▶ **Document text**
START
The Apache Web Server (commonly known as "Apache") is, by most measures, the leading server on the Web today. For ten years it has been the unrivaled and unchallenged market leader, with approximately 70 percent of all websites running Apache. It is backed by a vibrant and active development community that operates under the umbrella of the Apache Software Foundation (ASF), and it is supported by a wide range of people and organizations, ranging from giants such as IBM down to individual consultants.
The key characteristics of Apache are its openness and diversity. The source code is completely open: Not only the current version, but also past versions and experimental development versions can be downloaded by anyone from apache.org. The development process is also open, with the exception of a few matters dealing with project management. Apache's diversity is a reflection of its user and developer communities: It is equally at home in an ultra-high-volume site that receives tens of thousands of hits per second, a complex and highly dynamic web application, a bridge to a separate application server, or a simple homepage host. The inclusion of developers from such diverse roles helps ensure that Apache continues to serve all of these widely differing environments successfully.
Yet that doesn't mean Apache follows a one-size-fits-all approach. Its highly modular architecture is built on a small core, which enables every user to tailor it to meet his or her own specific needs. Apache serves equally well as a stand-alone webserver or a component in some other system. Most importantly, it is a highly flexible and extensible applications platform.
Audience and Readership
This book is intended for software developers who are working with the Apache Web Server. It is the first such book published since March 1999, and the first and (to date) only developer book that is relevant to Apache 2.
The book's primary purpose is to serve as an in-depth textbook for module developers working with Apache. The narrative and examples deal with development in C, and a working knowledge of C is assumed. However, the Apache architecture and API are shared by major scripting environments such as mod_perl and mod_python, as well as C. With the exception of Chapter 3 (on the Apache Portable Runtime), much of this book should also be relevant to developers working with scripting languages at any level more advanced than standard CGI. The current Apache release—version 2.2—is the primary focus of this book. Version 2.2.0 was released in December 2005 and, given Apache's development cycle, is likely to remain current for some time (the previous stable version 2.0 was released in April 2002). This book is also very relevant to developers who are still working with version 2.0 (the architecture and API are substantially the same across all 2.x versions), and is expected to remain valid for the foreseeable future.
Organization and Scope
This book comprises twelve chapters and three appendixes.
The first chapter is a nontechnical overview that sets the scene and introduces the social, cultural, and legal background of Apache. It is followed by an extended technical introduction and overview that is spread over the next three chapters. Chapter 2 is a technical overview of the Apache architecture and API. Chapter 3 introduces the Apache Portable Runtime (APR), a semi-autonomous library that is used throughout Apache and relieves the programmer of many of the traditional burdens of C programming. Chapter 4 discusses general programming techniques appropriate to working with Apache, to ensure that your modules work well across different platforms and environments, remain secure, and don't present difficulties to systems administrators.
The central part of the book moves from the general to the specific. Chapters 5-8 present detailed discussions of various aspects of the core function of a webserver-- namely, processing HTTP requests. A number of real-life modules are developed in these chapters. Chapter 5 starts with a "Hello World" example and takes you to the point where you can duplicate the function of a CGI or PHP script as a module. Chapter 6 describes the request processing cycle and working with HTTP metadata. Chapter 7 goes into more detail about identifying users and handling access control. Chapter 8 presents the filter chain and techniques for transforming incoming and outgoing data; it includes a thorough theoretical exposition and several examples. Chapter 9 completes the core topics by describing how to work with configuration data.
END
▶ **Data**
START
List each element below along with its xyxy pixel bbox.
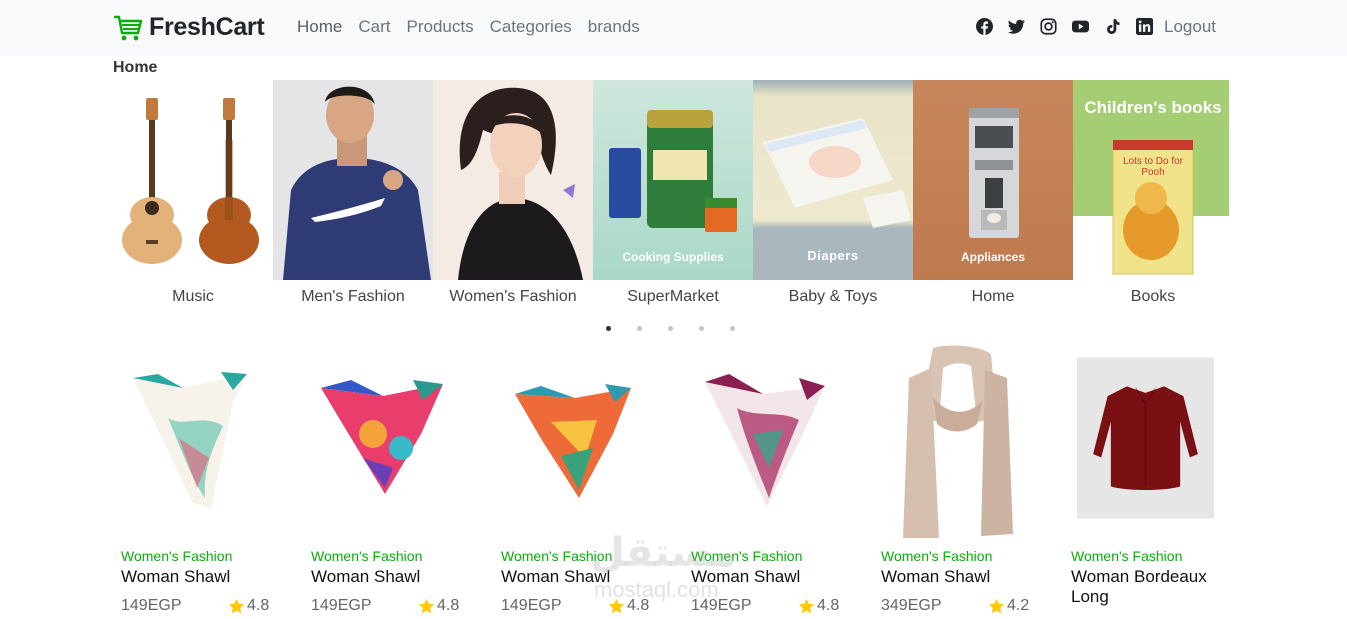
END
▶ **To-do list**
- A) In the Apache text, when was version 2.2.0 released?
- B) Please reproduce the passage of the Apache text between "Organization and Scope" and "to systems administrators.", inclusive.

▶ **Solved tasks**
- A) December 2005

- B)
Organization and Scope
This book comprises twelve chapters and three appendixes.
The first chapter is a nontechnical overview that sets the scene and introduces the social, cultural, and legal background of Apache. It is followed by an extended technical introduction and overview that is spread over the next three chapters. Chapter 2 is a technical overview of the Apache architecture and API. Chapter 3 introduces the Apache Portable Runtime (APR), a semi-autonomous library that is used throughout Apache and relieves the programmer of many of the traditional burdens of C programming. Chapter 4 discusses general programming techniques appropriate to working with Apache, to ensure that your modules work well across different platforms and environments, remain secure, and don't present difficulties to systems administrators.